#### WRITTEN TASK
Work out how many lines include "hero" and answer with that number only.

--- DATA PROVIDED ---

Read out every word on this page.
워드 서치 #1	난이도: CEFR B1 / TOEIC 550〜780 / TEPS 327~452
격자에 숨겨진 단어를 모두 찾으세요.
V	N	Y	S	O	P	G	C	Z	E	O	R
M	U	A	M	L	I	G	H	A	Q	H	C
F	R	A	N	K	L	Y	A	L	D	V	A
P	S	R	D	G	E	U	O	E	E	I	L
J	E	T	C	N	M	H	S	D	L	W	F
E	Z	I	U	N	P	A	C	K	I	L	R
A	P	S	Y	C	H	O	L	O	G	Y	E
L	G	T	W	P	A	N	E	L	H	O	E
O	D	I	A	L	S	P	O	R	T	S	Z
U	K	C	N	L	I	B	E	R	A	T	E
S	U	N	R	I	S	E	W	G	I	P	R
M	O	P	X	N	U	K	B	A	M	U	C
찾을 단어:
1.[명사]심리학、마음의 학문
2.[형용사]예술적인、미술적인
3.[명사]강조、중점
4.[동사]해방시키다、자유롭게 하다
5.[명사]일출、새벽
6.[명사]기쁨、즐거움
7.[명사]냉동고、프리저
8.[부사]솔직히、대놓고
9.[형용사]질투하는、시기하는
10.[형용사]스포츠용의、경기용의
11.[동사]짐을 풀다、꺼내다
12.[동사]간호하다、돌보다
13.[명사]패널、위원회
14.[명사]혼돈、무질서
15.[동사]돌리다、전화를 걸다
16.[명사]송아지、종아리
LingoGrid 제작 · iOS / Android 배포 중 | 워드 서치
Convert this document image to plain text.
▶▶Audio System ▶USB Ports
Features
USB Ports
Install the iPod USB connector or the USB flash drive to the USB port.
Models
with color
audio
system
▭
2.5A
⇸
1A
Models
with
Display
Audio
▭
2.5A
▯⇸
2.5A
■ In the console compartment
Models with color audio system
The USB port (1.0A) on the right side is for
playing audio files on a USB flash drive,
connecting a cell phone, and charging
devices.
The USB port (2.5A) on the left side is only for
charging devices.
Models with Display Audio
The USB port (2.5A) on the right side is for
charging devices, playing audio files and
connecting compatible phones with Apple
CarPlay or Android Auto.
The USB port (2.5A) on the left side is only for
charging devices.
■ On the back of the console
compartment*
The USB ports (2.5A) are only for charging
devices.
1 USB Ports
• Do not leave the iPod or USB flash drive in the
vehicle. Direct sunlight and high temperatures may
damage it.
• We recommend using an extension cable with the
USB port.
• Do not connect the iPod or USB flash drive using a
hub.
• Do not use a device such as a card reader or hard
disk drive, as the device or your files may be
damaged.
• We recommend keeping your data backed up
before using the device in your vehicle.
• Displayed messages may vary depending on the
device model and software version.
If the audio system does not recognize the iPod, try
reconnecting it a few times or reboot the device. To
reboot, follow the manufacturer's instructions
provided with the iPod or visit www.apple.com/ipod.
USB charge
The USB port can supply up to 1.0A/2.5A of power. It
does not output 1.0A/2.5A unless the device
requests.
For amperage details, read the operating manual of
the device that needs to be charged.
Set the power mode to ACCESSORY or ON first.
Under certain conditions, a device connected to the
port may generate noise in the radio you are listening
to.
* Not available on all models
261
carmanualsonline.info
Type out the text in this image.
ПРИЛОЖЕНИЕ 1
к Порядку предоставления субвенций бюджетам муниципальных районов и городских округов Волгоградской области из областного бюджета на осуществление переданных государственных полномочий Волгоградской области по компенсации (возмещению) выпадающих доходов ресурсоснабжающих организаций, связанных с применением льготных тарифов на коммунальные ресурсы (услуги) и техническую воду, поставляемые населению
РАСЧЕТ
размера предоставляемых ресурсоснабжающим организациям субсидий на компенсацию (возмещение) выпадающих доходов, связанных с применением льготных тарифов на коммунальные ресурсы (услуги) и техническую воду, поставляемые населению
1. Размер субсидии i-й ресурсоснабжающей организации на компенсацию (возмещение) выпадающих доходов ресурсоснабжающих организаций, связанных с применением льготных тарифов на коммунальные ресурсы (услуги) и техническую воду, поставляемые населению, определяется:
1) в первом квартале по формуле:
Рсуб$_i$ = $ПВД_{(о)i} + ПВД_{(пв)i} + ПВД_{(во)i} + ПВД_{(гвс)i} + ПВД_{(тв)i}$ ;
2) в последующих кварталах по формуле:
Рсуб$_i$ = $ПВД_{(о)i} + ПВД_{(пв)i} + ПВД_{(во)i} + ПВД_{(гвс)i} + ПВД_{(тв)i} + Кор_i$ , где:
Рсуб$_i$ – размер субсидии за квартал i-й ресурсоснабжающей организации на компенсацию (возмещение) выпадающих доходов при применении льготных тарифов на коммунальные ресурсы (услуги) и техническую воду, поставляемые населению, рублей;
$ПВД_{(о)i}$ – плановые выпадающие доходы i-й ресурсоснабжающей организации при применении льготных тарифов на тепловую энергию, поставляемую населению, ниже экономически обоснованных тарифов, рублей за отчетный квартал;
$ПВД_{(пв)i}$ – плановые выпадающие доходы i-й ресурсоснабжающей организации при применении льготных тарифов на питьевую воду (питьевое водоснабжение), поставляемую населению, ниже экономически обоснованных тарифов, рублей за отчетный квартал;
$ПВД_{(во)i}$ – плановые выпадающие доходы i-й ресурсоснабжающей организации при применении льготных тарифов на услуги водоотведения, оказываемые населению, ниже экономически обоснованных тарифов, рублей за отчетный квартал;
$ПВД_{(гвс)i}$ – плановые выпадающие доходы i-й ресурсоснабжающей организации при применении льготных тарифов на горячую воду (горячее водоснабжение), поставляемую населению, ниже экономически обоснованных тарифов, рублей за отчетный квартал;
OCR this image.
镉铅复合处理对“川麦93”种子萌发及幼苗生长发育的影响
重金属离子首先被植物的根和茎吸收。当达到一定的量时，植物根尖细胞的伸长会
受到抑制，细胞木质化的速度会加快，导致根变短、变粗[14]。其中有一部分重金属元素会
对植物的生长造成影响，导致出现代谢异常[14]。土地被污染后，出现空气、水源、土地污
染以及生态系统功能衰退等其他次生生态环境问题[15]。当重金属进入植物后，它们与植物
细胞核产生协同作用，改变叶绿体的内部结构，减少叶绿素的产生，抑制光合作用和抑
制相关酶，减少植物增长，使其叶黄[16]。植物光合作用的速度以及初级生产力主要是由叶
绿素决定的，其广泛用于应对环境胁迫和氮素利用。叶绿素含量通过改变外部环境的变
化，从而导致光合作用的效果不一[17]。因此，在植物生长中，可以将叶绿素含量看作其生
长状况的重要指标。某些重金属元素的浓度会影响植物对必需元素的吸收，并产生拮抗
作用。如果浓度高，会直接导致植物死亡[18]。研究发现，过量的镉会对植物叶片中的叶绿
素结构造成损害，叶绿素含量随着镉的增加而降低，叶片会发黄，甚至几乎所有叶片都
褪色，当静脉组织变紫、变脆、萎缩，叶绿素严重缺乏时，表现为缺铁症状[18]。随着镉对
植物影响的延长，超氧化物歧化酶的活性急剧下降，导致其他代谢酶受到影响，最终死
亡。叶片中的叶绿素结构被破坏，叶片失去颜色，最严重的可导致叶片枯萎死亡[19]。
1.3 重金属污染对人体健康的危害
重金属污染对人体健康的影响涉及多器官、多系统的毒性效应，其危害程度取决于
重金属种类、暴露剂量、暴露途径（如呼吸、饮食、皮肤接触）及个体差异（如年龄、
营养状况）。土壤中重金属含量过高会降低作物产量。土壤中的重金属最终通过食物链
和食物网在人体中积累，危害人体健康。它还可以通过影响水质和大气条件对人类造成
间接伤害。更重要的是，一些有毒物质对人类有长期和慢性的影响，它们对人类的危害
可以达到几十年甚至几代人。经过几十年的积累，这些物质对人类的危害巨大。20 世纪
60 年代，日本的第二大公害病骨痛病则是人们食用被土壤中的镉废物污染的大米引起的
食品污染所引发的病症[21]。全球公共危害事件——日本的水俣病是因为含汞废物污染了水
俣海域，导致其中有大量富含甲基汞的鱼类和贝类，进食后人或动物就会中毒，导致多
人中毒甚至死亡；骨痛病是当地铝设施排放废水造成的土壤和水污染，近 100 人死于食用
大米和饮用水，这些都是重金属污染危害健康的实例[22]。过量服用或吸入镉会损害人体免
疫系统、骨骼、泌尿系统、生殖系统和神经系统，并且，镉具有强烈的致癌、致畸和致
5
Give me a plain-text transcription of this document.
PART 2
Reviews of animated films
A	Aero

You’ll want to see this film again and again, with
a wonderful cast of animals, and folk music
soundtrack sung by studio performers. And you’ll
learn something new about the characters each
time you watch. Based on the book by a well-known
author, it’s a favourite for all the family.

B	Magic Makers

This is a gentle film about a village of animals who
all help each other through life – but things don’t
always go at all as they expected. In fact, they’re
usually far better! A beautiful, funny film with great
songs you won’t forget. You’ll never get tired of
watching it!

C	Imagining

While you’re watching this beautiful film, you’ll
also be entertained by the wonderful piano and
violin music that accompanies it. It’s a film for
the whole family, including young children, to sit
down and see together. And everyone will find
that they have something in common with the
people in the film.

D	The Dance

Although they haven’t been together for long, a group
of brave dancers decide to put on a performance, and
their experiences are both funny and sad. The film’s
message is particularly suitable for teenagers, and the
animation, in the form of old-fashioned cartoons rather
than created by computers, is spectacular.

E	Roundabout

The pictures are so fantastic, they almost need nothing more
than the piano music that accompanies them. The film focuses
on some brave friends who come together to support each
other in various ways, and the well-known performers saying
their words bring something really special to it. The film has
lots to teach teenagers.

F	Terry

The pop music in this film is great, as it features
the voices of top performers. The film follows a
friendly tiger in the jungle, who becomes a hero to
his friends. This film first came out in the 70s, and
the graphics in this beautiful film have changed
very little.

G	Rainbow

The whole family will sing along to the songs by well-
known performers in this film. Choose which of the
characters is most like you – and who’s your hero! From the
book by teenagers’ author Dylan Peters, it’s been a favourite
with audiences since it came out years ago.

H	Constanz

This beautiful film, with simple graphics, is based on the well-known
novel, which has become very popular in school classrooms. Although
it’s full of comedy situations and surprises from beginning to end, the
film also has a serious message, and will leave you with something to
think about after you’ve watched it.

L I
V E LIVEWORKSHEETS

---

#### WRITTEN ANSWER
2